- PROBLEM REQUIREMENTS
Copy out each line of the data that holds the word "this".

- LISTING
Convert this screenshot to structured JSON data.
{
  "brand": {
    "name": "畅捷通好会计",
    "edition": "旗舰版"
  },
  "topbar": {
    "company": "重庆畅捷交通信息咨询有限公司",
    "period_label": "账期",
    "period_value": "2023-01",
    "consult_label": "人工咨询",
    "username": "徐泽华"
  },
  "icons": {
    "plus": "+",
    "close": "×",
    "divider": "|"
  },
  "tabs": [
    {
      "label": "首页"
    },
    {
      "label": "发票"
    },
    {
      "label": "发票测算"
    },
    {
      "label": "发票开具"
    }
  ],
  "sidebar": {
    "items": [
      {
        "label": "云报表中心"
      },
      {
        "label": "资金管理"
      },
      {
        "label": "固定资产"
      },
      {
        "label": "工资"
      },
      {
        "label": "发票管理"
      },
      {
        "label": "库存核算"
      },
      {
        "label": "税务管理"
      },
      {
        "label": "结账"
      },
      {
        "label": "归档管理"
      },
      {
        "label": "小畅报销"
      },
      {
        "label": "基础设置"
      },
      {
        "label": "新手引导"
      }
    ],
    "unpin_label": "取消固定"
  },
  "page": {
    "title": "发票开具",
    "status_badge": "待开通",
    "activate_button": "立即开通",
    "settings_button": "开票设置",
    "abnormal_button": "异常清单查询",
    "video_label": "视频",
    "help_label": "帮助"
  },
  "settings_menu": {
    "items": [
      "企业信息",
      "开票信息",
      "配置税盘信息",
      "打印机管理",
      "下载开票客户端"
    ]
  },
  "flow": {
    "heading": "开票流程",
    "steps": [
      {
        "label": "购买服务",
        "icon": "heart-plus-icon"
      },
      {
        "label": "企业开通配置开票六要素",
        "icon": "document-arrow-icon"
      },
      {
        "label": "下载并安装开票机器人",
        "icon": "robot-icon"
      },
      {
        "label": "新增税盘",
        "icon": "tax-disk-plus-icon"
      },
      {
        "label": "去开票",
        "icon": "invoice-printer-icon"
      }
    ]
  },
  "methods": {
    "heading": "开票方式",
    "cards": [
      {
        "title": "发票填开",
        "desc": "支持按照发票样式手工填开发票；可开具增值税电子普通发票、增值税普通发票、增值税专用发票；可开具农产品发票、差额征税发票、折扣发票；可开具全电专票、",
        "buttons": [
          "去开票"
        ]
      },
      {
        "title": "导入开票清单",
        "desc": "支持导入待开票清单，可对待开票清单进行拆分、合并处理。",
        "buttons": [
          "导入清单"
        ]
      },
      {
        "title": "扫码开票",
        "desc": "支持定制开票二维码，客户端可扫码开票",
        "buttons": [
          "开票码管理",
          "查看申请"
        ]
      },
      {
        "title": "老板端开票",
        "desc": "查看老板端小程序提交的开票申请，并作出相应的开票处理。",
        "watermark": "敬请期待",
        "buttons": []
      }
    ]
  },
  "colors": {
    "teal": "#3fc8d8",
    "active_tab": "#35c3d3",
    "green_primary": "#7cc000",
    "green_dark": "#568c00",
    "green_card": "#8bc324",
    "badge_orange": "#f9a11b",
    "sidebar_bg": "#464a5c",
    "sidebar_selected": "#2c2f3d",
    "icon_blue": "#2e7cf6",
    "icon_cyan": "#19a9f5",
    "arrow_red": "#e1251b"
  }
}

...

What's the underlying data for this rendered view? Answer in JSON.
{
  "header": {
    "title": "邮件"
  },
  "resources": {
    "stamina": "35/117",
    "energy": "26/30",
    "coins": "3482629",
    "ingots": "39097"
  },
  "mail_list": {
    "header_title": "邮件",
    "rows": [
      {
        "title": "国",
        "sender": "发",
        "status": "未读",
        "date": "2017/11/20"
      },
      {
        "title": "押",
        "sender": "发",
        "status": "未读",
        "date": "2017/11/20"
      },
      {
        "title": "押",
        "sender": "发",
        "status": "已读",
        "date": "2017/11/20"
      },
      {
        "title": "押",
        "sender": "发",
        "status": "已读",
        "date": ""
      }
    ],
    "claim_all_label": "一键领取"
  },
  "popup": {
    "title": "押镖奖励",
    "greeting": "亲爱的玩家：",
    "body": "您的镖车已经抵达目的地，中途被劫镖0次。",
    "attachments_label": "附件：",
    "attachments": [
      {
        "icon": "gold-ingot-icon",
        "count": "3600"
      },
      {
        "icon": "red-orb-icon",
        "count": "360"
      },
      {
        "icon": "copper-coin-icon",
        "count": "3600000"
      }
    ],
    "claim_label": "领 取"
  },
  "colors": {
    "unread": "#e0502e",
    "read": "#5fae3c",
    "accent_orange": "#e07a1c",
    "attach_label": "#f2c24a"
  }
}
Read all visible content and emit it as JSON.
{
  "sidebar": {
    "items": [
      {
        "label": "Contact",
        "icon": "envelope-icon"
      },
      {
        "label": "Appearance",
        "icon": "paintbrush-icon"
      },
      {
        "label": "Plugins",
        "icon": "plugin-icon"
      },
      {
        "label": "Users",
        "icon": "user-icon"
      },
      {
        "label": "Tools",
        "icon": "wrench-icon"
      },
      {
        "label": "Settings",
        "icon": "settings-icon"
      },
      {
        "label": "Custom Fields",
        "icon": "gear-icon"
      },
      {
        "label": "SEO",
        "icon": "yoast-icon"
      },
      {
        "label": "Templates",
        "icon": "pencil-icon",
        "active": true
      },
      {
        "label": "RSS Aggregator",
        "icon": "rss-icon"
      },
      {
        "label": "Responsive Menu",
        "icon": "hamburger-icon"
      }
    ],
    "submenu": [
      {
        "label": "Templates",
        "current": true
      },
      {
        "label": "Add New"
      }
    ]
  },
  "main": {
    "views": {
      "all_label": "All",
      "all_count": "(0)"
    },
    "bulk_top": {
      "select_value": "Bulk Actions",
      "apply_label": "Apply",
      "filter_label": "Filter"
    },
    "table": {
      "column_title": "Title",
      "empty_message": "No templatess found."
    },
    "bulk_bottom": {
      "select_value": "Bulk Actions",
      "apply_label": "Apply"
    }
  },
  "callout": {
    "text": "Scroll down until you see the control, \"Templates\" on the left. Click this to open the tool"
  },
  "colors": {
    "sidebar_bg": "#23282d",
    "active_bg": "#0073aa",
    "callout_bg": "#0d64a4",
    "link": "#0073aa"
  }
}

- TASK RESPONSE
Convert this screenshot to structured JSON data.
What's the underlying data for this rendered view? Answer in JSON.
    "text": "Scroll down until you see the control, \"Templates\" on the left. Click this to open the tool"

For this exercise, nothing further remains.